▶ **Aim**
Every record should be copied exactly, except that pictures are to be omitted.

__________________________________________________

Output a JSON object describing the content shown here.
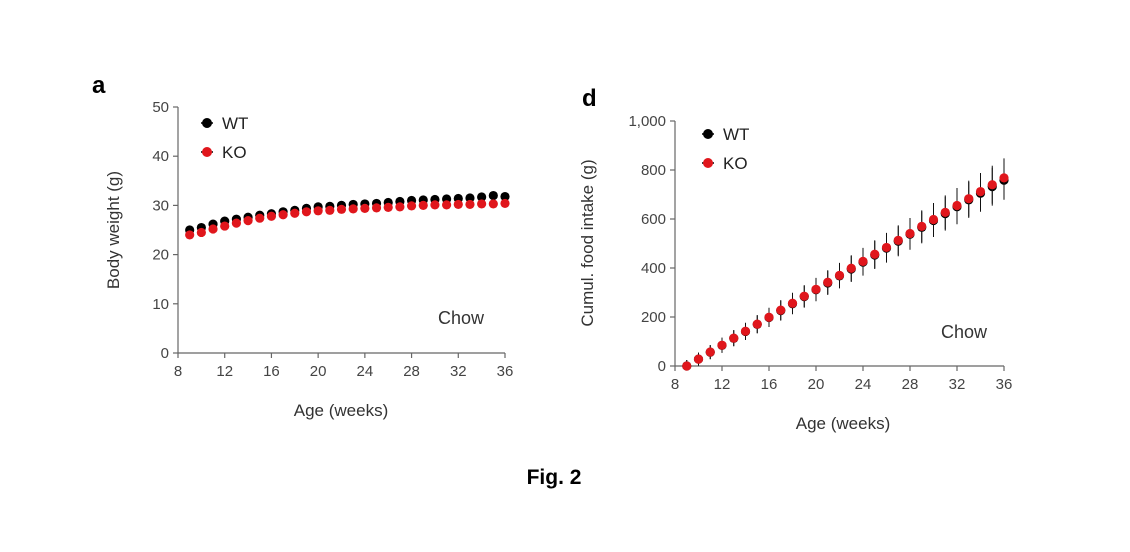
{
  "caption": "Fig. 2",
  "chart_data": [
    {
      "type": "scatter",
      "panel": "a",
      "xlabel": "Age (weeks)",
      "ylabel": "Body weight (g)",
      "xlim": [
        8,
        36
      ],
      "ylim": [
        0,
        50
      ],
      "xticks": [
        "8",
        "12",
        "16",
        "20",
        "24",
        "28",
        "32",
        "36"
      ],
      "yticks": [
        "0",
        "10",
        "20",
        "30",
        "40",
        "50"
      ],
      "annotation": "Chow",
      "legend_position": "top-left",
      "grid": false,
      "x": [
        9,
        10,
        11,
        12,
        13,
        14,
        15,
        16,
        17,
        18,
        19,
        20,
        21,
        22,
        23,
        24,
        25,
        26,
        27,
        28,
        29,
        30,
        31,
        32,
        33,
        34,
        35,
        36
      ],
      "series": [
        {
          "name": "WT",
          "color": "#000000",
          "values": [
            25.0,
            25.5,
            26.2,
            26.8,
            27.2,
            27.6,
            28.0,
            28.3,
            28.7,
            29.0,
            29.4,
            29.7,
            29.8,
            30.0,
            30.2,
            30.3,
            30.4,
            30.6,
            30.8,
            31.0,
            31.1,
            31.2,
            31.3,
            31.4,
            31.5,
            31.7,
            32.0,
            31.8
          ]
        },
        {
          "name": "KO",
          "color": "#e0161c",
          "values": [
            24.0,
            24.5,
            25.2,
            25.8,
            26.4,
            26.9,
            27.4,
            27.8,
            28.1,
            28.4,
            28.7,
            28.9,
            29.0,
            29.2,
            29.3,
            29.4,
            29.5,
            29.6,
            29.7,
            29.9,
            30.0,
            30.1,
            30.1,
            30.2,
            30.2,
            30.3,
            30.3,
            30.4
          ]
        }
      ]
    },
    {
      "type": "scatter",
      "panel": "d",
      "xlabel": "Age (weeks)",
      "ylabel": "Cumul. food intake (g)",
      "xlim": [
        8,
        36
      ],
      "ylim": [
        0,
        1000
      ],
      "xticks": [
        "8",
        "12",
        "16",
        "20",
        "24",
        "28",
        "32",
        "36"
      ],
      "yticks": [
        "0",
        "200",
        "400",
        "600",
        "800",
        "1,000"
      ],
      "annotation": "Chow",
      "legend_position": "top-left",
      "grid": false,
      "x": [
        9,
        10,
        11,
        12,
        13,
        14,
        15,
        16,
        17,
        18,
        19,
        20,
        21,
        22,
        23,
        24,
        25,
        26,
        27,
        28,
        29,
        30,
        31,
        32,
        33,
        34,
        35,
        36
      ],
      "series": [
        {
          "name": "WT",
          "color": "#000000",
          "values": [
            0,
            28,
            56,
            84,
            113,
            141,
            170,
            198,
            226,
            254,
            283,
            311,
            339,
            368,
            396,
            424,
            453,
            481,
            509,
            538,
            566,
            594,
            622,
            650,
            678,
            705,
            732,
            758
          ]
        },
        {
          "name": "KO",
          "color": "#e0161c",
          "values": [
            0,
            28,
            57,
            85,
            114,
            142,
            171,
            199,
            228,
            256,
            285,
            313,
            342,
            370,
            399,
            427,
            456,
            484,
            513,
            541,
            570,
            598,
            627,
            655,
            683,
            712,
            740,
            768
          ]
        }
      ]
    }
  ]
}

__________________________________________________

▶ **Answer**
Output a JSON object describing the content shown here.
{
  "caption": "Fig. 2",
  "chart_data": [
    {
      "type": "scatter",
      "panel": "a",
      "xlabel": "Age (weeks)",
      "ylabel": "Body weight (g)",
      "xlim": [
        8,
        36
      ],
      "ylim": [
        0,
        50
      ],
      "xticks": [
        "8",
        "12",
        "16",
        "20",
        "24",
        "28",
        "32",
        "36"
      ],
      "yticks": [
        "0",
        "10",
        "20",
        "30",
        "40",
        "50"
      ],
      "annotation": "Chow",
      "legend_position": "top-left",
      "grid": false,
      "x": [
        9,
        10,
        11,
        12,
        13,
        14,
        15,
        16,
        17,
        18,
        19,
        20,
        21,
        22,
        23,
        24,
        25,
        26,
        27,
        28,
        29,
        30,
        31,
        32,
        33,
        34,
        35,
        36
      ],
      "series": [
        {
          "name": "WT",
          "color": "#000000",
          "values": [
            25.0,
            25.5,
            26.2,
            26.8,
            27.2,
            27.6,
            28.0,
            28.3,
            28.7,
            29.0,
            29.4,
            29.7,
            29.8,
            30.0,
            30.2,
            30.3,
            30.4,
            30.6,
            30.8,
            31.0,
            31.1,
            31.2,
            31.3,
            31.4,
            31.5,
            31.7,
            32.0,
            31.8
          ]
        },
        {
          "name": "KO",
          "color": "#e0161c",
          "values": [
            24.0,
            24.5,
            25.2,
            25.8,
            26.4,
            26.9,
            27.4,
            27.8,
            28.1,
            28.4,
            28.7,
            28.9,
            29.0,
            29.2,
            29.3,
            29.4,
            29.5,
            29.6,
            29.7,
            29.9,
            30.0,
            30.1,
            30.1,
            30.2,
            30.2,
            30.3,
            30.3,
            30.4
          ]
        }
      ]
    },
    {
      "type": "scatter",
      "panel": "d",
      "xlabel": "Age (weeks)",
      "ylabel": "Cumul. food intake (g)",
      "xlim": [
        8,
        36
      ],
      "ylim": [
        0,
        1000
      ],
      "xticks": [
        "8",
        "12",
        "16",
        "20",
        "24",
        "28",
        "32",
        "36"
      ],
      "yticks": [
        "0",
        "200",
        "400",
        "600",
        "800",
        "1,000"
      ],
      "annotation": "Chow",
      "legend_position": "top-left",
      "grid": false,
      "x": [
        9,
        10,
        11,
        12,
        13,
        14,
        15,
        16,
        17,
        18,
        19,
        20,
        21,
        22,
        23,
        24,
        25,
        26,
        27,
        28,
        29,
        30,
        31,
        32,
        33,
        34,
        35,
        36
      ],
      "series": [
        {
          "name": "WT",
          "color": "#000000",
          "values": [
            0,
            28,
            56,
            84,
            113,
            141,
            170,
            198,
            226,
            254,
            283,
            311,
            339,
            368,
            396,
            424,
            453,
            481,
            509,
            538,
            566,
            594,
            622,
            650,
            678,
            705,
            732,
            758
          ]
        },
        {
          "name": "KO",
          "color": "#e0161c",
          "values": [
            0,
            28,
            57,
            85,
            114,
            142,
            171,
            199,
            228,
            256,
            285,
            313,
            342,
            370,
            399,
            427,
            456,
            484,
            513,
            541,
            570,
            598,
            627,
            655,
            683,
            712,
            740,
            768
          ]
        }
      ]
    }
  ]
}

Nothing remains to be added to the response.